↓

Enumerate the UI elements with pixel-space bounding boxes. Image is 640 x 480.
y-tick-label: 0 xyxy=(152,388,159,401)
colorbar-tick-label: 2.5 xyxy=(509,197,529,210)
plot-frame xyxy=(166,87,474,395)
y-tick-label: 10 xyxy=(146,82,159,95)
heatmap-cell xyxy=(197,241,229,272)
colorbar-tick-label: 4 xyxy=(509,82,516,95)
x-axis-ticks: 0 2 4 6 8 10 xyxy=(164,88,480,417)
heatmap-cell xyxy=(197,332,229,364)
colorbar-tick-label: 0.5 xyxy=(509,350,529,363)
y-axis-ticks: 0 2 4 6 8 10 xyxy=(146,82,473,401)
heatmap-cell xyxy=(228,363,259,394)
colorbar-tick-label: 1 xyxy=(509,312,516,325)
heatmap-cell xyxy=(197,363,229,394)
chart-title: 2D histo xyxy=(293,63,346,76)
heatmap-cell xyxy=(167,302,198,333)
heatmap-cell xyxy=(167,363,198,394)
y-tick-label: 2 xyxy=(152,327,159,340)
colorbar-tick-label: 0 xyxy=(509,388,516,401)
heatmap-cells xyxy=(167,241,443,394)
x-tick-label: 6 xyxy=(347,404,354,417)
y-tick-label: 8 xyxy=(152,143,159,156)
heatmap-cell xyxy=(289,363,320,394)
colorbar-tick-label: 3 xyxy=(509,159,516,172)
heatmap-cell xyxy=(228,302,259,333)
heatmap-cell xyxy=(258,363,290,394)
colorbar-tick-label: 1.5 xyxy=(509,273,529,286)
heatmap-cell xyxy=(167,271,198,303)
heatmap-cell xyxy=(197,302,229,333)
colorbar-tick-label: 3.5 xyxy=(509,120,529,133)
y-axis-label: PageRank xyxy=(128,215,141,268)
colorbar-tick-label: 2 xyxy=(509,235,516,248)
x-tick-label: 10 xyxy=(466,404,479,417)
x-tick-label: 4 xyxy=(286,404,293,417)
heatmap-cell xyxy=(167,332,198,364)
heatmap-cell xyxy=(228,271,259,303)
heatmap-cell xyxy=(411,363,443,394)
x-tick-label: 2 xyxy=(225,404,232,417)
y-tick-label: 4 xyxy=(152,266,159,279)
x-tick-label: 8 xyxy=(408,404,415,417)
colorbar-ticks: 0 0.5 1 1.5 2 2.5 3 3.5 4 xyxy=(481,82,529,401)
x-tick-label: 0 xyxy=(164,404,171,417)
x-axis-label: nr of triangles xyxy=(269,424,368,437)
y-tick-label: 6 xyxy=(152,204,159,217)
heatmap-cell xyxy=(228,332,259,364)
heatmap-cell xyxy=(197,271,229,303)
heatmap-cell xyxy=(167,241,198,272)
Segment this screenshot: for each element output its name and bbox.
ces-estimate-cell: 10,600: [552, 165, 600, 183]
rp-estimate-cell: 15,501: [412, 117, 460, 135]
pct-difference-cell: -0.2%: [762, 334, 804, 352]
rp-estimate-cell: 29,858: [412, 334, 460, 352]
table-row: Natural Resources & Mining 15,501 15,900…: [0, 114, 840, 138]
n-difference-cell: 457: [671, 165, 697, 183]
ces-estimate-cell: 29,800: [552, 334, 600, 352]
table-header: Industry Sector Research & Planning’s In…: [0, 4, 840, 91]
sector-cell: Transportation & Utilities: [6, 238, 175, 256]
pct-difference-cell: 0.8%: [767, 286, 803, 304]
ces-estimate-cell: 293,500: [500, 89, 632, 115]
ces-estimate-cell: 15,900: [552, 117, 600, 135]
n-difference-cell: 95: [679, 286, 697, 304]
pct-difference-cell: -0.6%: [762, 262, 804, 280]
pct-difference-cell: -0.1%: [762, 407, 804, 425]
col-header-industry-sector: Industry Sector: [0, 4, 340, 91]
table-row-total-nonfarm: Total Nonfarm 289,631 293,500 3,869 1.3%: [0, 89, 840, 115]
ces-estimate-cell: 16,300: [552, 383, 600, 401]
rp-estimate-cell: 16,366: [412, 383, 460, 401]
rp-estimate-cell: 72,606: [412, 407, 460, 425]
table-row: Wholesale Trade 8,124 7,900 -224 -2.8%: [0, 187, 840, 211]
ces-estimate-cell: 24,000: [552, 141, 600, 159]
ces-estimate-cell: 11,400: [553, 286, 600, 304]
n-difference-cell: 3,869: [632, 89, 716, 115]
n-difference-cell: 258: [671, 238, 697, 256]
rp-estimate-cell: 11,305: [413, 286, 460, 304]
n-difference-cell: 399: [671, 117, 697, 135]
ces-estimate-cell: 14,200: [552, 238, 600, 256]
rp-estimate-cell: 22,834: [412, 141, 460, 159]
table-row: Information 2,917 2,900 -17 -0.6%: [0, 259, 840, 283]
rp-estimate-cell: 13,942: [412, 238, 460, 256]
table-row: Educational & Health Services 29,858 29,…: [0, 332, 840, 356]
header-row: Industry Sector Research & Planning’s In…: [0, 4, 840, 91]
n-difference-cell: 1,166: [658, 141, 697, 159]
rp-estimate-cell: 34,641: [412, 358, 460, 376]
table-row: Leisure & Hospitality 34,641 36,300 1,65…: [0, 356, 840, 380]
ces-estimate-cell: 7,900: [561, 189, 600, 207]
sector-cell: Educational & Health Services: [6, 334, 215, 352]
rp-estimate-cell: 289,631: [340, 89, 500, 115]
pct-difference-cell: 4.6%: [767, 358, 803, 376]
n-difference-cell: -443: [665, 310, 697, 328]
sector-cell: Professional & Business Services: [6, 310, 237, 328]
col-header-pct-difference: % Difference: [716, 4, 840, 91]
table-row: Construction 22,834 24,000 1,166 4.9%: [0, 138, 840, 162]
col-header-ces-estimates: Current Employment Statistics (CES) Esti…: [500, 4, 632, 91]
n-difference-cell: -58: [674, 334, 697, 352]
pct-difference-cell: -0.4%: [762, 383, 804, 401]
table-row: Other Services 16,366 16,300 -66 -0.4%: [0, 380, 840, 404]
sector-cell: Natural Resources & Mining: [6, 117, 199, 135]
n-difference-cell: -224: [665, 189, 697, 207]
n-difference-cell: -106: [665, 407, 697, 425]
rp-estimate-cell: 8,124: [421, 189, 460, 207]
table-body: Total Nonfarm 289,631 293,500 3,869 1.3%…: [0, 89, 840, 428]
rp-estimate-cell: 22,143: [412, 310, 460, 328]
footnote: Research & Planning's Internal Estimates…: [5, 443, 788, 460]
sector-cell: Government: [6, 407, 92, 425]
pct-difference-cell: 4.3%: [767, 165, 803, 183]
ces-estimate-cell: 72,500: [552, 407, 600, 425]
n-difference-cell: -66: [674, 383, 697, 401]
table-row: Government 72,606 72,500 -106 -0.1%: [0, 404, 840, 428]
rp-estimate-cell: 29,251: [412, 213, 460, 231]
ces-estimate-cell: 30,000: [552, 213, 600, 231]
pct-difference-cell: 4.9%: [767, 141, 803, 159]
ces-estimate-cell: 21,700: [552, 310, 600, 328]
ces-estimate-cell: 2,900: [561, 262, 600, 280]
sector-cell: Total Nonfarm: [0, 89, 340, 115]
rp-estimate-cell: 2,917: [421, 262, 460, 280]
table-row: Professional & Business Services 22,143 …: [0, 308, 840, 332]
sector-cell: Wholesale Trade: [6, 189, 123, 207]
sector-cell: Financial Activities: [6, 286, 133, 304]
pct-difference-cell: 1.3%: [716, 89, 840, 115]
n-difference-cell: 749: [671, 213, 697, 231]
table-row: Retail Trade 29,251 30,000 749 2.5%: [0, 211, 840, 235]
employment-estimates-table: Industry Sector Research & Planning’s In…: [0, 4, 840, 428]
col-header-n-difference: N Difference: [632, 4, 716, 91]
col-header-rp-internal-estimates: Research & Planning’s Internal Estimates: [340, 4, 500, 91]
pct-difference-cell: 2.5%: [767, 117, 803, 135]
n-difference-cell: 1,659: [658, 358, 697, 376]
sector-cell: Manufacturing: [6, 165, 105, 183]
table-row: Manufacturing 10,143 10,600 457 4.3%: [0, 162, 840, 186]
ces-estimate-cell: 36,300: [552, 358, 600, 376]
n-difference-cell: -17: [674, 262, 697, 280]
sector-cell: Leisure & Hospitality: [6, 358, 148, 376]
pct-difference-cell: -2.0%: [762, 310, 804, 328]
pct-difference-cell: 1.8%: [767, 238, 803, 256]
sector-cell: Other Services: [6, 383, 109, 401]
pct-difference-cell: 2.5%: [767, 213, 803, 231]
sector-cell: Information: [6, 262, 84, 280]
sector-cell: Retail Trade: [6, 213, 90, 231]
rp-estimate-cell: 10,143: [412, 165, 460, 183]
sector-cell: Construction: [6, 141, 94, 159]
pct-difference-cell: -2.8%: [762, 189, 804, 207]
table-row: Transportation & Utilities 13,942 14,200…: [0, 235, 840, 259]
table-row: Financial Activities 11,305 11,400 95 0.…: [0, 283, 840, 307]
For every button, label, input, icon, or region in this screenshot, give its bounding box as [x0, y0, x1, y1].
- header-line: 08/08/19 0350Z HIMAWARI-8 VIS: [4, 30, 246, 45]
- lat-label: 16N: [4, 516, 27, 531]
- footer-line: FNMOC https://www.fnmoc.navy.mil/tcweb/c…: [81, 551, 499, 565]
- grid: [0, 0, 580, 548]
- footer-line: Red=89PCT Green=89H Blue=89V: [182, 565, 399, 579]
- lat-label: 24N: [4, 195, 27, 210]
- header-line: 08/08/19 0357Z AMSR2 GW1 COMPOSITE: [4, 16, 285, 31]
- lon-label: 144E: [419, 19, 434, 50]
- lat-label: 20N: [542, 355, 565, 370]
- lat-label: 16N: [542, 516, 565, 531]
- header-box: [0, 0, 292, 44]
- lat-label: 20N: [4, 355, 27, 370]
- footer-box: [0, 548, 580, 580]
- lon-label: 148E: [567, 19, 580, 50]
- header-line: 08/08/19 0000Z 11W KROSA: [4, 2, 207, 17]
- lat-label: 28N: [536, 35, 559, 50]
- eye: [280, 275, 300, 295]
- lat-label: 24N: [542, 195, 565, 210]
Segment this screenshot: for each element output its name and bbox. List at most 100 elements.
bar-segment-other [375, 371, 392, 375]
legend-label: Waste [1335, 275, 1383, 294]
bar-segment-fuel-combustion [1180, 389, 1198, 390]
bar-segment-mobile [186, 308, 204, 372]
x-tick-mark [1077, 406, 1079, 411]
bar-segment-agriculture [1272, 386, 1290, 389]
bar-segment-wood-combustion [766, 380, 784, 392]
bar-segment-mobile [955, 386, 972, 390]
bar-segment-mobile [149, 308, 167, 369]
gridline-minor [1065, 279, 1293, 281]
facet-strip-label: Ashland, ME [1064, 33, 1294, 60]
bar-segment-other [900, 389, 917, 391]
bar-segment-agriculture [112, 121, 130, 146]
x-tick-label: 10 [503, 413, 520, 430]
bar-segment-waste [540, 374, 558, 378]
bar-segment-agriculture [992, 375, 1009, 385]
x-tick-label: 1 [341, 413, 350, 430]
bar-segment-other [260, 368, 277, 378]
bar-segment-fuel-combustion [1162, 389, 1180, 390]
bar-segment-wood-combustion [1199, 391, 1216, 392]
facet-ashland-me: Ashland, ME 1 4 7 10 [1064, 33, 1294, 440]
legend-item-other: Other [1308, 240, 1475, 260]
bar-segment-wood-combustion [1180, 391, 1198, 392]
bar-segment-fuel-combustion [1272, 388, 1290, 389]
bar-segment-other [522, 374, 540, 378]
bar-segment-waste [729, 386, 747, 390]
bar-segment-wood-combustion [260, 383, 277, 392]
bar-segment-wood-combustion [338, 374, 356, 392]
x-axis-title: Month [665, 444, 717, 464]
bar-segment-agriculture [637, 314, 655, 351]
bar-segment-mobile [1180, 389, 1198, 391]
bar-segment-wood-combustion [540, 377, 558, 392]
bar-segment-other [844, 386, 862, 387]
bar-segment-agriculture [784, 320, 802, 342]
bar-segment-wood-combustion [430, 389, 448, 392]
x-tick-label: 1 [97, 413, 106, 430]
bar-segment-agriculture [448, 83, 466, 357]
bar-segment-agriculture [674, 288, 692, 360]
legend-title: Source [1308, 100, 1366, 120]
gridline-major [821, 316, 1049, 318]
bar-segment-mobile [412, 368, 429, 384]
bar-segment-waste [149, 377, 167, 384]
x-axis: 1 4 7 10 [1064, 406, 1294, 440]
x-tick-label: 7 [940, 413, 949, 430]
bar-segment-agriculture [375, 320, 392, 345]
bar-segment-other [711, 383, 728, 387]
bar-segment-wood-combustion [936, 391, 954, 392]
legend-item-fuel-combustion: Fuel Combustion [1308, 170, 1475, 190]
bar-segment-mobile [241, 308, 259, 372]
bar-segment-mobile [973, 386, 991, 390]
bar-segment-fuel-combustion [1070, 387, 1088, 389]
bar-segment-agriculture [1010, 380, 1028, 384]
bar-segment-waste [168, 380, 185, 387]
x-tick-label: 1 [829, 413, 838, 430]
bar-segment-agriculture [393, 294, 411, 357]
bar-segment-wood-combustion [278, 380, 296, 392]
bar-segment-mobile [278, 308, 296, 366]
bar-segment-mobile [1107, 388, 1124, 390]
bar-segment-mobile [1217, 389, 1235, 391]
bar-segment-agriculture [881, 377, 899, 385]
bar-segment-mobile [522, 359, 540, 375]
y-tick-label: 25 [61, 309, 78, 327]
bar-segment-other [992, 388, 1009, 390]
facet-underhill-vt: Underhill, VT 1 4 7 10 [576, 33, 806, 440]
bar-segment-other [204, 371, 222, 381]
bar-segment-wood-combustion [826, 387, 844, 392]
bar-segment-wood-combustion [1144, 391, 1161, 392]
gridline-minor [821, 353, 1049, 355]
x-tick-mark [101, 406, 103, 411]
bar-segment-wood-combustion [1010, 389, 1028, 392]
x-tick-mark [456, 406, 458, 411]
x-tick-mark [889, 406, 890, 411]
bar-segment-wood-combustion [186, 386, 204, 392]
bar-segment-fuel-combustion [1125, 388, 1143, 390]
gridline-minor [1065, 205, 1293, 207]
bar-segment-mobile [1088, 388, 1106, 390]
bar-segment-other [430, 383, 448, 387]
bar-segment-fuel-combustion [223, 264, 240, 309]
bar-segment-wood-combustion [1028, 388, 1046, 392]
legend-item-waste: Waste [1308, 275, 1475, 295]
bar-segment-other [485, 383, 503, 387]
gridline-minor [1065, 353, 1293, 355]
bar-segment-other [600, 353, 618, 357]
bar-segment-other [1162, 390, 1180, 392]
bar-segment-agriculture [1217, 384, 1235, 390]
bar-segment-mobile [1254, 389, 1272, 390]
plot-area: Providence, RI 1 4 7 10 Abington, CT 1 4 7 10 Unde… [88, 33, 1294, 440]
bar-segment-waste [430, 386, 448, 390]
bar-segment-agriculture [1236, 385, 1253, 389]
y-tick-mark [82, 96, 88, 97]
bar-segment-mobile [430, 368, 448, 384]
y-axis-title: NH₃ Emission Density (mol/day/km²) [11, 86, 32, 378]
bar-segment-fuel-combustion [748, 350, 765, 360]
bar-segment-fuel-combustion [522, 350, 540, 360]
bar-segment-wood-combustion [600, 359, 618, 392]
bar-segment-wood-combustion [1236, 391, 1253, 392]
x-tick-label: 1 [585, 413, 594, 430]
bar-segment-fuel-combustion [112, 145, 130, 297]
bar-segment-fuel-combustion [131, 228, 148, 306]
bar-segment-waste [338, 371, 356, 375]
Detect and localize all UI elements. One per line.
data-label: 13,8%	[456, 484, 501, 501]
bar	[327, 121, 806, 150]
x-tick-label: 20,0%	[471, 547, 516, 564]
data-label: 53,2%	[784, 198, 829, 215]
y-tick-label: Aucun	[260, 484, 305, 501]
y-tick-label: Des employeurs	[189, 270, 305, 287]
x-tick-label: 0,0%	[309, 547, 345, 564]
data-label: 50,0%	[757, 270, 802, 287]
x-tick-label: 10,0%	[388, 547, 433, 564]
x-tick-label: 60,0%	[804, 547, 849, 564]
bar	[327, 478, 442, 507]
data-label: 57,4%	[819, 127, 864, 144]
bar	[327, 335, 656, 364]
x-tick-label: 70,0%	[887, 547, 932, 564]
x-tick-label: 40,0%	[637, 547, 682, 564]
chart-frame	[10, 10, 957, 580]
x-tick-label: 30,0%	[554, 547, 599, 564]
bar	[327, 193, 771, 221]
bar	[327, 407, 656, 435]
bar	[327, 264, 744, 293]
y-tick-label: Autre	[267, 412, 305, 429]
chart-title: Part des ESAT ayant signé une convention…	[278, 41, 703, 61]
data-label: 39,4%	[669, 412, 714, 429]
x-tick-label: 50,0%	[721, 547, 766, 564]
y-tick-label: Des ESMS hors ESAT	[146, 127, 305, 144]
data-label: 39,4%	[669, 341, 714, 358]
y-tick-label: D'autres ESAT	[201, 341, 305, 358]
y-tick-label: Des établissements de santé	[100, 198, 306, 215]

↑

- [Work to do]: Reproduce the material word for word, starting at its very first line and ending at the line containing "y-tick-label: 10 xyxy=(146,82,159,95)", with both of those lines included.

- [Final result]:
Enumerate the UI elements with pixel-space bounding boxes. Image is 640 x 480.
y-tick-label: 0 xyxy=(152,388,159,401)
colorbar-tick-label: 2.5 xyxy=(509,197,529,210)
plot-frame xyxy=(166,87,474,395)
y-tick-label: 10 xyxy=(146,82,159,95)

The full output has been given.